The task: Restate the records in their entirety, word for word.

(Dataset entries)
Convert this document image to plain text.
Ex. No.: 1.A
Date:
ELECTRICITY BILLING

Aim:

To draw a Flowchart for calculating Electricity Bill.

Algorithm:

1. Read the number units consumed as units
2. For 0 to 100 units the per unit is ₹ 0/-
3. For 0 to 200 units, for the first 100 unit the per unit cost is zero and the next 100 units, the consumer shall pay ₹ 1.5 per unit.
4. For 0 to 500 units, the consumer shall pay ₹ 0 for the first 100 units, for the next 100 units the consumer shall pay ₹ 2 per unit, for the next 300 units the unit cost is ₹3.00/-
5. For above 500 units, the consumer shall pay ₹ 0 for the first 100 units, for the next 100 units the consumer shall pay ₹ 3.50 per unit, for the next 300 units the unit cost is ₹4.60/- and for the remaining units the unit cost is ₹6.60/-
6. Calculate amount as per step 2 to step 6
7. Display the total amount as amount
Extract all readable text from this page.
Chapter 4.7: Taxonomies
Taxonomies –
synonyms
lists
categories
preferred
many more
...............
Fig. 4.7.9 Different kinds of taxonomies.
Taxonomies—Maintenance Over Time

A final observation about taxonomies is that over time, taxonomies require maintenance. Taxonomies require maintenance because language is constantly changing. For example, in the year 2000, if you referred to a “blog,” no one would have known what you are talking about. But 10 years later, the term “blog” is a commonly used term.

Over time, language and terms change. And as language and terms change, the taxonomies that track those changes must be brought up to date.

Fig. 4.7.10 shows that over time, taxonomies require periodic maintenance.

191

Final answer:
Convert this document image to plain text.
Ex. No.: 1.A
Date:
ELECTRICITY BILLING

Aim:

To draw a Flowchart for calculating Electricity Bill.

Algorithm:

1. Read the number units consumed as units
2. For 0 to 100 units the per unit is ₹ 0/-
3. For 0 to 200 units, for the first 100 unit the per unit cost is zero and the next 100 units, the consumer shall pay ₹ 1.5 per unit.
4. For 0 to 500 units, the consumer shall pay ₹ 0 for the first 100 units, for the next 100 units the consumer shall pay ₹ 2 per unit, for the next 300 units the unit cost is ₹3.00/-
5. For above 500 units, the consumer shall pay ₹ 0 for the first 100 units, for the next 100 units the consumer shall pay ₹ 3.50 per unit, for the next 300 units the unit cost is ₹4.60/- and for the remaining units the unit cost is ₹6.60/-
6. Calculate amount as per step 2 to step 6
7. Display the total amount as amount
Extract all readable text from this page.
Chapter 4.7: Taxonomies
Taxonomies –
synonyms
lists
categories
preferred
many more
...............
Fig. 4.7.9 Different kinds of taxonomies.
Taxonomies—Maintenance Over Time

A final observation about taxonomies is that over time, taxonomies require maintenance. Taxonomies require maintenance because language is constantly changing. For example, in the year 2000, if you referred to a “blog,” no one would have known what you are talking about. But 10 years later, the term “blog” is a commonly used term.

Over time, language and terms change. And as language and terms change, the taxonomies that track those changes must be brought up to date.

Fig. 4.7.10 shows that over time, taxonomies require periodic maintenance.

191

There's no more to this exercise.